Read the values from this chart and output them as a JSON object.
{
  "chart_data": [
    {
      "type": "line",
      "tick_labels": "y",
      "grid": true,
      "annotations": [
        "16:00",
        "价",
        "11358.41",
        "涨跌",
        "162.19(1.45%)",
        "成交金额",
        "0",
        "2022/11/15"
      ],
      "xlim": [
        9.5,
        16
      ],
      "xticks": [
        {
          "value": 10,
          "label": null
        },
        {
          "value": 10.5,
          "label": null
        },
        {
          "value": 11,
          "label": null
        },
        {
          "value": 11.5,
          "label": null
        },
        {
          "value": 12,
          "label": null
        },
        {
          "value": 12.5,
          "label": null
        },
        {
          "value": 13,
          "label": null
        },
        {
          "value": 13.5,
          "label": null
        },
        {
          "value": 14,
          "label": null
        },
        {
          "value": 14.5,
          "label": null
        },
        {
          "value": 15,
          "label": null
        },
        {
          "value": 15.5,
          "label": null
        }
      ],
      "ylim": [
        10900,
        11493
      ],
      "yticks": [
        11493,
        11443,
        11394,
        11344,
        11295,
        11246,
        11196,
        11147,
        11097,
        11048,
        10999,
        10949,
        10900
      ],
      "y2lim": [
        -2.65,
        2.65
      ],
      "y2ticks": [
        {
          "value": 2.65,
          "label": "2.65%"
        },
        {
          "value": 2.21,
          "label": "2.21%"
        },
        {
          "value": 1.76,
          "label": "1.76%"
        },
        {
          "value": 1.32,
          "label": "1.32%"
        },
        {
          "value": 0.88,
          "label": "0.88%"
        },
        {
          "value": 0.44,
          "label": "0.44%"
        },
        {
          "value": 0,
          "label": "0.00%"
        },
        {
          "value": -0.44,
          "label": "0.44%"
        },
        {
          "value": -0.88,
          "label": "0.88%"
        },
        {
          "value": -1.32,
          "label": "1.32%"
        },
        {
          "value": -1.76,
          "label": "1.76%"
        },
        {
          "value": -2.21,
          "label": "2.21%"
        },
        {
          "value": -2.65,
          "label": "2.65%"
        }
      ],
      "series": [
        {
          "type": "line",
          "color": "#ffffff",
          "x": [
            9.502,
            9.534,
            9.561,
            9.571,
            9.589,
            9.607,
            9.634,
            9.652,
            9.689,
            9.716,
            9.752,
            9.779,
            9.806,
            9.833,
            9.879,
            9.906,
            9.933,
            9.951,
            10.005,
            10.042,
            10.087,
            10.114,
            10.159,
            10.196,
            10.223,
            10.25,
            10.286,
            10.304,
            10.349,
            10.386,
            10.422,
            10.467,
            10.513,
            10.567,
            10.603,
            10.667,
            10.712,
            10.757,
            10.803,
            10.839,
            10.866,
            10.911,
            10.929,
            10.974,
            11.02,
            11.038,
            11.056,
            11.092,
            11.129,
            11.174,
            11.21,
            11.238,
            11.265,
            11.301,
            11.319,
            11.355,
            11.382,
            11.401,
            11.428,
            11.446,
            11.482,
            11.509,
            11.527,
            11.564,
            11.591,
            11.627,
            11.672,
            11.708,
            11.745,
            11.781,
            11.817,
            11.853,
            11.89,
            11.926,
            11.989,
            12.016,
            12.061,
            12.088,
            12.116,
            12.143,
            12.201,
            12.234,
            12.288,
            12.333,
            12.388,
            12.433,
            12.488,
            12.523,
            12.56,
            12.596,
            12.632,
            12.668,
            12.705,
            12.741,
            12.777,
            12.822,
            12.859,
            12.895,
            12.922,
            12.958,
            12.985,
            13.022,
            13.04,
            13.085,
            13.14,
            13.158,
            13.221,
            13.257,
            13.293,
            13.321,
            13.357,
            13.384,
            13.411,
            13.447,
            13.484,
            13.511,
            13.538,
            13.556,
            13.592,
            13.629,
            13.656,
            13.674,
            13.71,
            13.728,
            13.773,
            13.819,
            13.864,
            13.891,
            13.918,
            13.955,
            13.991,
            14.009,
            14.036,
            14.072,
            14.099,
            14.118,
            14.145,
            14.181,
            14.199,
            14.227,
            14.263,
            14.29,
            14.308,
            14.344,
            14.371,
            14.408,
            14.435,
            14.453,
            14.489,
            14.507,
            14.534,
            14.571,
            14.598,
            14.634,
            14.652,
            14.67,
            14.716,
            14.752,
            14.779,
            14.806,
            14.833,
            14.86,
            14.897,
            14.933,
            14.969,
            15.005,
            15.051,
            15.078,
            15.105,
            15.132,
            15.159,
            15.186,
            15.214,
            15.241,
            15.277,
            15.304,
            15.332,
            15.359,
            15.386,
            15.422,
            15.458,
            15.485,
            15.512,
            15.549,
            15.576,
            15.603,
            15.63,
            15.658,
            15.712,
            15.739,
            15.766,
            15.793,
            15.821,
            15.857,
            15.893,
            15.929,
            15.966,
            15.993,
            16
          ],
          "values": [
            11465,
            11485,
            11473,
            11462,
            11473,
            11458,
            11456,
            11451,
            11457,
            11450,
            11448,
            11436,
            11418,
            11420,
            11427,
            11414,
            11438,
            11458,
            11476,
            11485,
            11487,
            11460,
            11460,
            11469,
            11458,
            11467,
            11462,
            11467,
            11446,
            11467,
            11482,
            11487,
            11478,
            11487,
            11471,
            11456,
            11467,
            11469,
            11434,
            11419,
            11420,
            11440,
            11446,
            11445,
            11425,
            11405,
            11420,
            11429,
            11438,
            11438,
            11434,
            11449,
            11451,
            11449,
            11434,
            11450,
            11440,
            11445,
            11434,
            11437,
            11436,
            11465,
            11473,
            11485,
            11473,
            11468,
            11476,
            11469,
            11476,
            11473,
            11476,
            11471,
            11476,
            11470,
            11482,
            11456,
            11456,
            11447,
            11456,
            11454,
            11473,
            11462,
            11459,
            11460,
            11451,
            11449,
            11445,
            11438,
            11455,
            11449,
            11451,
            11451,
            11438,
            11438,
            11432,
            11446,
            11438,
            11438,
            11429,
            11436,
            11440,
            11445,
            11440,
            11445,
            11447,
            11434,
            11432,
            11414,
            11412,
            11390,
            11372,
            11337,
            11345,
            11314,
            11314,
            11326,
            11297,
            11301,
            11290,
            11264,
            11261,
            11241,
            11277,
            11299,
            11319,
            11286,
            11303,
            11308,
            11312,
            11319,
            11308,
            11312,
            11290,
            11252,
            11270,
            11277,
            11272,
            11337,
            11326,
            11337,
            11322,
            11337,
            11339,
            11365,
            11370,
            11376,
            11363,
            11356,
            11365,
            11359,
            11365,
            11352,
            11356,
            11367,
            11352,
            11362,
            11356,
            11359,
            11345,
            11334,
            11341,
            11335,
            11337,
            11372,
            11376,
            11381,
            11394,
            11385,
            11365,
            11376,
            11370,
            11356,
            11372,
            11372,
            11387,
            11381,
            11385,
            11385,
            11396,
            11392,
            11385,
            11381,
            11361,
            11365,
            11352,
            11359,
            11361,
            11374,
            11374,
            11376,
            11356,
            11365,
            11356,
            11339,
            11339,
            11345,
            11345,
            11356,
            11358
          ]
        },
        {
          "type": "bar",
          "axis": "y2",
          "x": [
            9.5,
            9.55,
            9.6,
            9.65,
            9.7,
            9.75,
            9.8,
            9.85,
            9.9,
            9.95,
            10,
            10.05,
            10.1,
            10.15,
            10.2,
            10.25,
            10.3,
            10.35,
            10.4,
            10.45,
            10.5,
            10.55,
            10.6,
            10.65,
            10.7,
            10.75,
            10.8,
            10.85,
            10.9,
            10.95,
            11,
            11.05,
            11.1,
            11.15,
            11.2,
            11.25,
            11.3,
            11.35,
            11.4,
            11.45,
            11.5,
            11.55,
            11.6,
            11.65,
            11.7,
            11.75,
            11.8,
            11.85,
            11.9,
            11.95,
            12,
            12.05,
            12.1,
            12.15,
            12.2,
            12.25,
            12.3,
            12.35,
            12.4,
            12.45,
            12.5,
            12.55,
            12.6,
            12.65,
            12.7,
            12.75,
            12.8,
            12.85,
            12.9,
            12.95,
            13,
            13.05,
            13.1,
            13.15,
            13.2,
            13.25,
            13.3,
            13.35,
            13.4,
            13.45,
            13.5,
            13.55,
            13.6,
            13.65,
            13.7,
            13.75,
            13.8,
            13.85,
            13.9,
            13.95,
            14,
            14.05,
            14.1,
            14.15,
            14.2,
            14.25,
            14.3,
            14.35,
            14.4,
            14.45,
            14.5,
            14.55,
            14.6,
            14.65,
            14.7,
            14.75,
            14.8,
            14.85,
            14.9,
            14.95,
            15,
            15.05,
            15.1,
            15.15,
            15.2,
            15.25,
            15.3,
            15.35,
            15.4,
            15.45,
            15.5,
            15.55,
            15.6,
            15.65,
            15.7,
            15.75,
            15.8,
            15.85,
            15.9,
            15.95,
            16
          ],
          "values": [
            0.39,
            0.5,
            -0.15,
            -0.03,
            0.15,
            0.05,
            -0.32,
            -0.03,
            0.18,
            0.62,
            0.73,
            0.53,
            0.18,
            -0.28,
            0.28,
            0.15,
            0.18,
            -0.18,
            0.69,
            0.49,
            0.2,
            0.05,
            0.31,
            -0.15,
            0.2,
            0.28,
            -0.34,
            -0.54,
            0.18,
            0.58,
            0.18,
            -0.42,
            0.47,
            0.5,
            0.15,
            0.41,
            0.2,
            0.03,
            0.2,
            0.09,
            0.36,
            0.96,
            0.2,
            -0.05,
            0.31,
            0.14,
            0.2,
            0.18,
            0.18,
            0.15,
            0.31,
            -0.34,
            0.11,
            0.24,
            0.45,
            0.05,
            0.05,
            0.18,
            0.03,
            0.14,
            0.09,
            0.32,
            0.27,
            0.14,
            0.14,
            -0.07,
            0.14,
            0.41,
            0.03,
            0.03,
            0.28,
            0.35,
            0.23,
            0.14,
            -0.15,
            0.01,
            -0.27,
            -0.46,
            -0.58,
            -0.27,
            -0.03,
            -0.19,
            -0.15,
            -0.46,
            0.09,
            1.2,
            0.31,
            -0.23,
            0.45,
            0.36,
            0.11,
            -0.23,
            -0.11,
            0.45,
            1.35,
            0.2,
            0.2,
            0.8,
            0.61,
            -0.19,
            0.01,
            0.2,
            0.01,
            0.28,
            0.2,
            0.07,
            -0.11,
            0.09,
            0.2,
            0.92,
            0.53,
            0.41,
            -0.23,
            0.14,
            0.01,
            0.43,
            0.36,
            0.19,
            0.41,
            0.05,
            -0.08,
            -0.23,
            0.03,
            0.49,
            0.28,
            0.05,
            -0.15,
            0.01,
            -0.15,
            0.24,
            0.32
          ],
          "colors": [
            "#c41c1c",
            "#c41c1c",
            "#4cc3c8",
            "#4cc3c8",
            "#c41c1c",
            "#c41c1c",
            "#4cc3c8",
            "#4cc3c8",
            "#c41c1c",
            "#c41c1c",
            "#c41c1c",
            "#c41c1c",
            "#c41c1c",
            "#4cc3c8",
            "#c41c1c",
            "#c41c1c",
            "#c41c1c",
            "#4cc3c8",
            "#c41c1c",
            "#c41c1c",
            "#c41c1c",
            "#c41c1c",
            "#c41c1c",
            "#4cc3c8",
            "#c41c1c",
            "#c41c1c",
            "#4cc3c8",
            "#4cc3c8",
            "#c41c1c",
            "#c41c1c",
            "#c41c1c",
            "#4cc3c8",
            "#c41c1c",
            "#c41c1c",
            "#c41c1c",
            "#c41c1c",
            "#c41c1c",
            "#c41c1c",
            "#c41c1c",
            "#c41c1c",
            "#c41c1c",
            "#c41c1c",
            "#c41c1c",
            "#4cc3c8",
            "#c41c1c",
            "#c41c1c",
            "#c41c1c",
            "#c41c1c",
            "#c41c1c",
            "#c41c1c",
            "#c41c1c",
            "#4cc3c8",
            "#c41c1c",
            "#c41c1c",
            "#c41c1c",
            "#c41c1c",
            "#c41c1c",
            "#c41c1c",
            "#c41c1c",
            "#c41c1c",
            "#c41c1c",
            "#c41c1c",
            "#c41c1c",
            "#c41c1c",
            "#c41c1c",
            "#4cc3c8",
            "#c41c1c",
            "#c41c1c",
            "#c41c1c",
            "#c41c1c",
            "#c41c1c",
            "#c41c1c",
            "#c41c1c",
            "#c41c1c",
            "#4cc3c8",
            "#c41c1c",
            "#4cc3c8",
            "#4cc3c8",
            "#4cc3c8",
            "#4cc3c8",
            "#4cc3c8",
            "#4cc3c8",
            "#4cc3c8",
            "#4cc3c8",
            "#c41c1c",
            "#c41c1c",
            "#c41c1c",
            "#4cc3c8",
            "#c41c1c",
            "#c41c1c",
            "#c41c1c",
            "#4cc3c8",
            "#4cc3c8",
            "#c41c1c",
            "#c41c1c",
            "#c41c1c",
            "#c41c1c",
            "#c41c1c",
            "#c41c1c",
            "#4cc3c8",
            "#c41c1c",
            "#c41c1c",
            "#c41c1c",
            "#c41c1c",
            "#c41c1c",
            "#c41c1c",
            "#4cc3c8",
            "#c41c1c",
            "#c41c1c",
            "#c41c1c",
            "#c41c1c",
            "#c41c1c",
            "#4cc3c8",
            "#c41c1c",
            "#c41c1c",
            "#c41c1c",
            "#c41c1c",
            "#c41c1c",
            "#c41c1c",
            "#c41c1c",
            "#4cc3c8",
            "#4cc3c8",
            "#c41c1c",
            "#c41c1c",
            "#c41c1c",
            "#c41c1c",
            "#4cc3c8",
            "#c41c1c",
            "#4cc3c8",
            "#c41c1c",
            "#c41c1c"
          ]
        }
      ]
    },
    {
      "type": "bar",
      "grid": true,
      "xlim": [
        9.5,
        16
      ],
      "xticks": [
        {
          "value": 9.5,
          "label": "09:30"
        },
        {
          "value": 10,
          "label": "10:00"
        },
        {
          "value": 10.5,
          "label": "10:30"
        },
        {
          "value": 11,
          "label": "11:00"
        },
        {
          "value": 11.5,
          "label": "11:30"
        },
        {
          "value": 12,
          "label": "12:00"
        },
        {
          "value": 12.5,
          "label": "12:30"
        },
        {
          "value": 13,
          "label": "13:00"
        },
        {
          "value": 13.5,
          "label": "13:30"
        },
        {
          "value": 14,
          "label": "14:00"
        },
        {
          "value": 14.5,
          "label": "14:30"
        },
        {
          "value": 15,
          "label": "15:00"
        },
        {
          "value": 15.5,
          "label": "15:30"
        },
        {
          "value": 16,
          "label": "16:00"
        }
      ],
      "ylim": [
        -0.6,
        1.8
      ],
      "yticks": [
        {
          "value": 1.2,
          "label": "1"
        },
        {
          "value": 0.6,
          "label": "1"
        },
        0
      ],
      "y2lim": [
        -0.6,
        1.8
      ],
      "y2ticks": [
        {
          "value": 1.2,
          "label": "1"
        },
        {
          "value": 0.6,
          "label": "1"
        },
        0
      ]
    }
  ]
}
++++++++
- **EXERCISE AIM**:
From the entries above, copy out every line where the string "type" appears.

- **TASK RESULT**:
      "type": "line",
          "type": "line",
          "type": "bar",
      "type": "bar",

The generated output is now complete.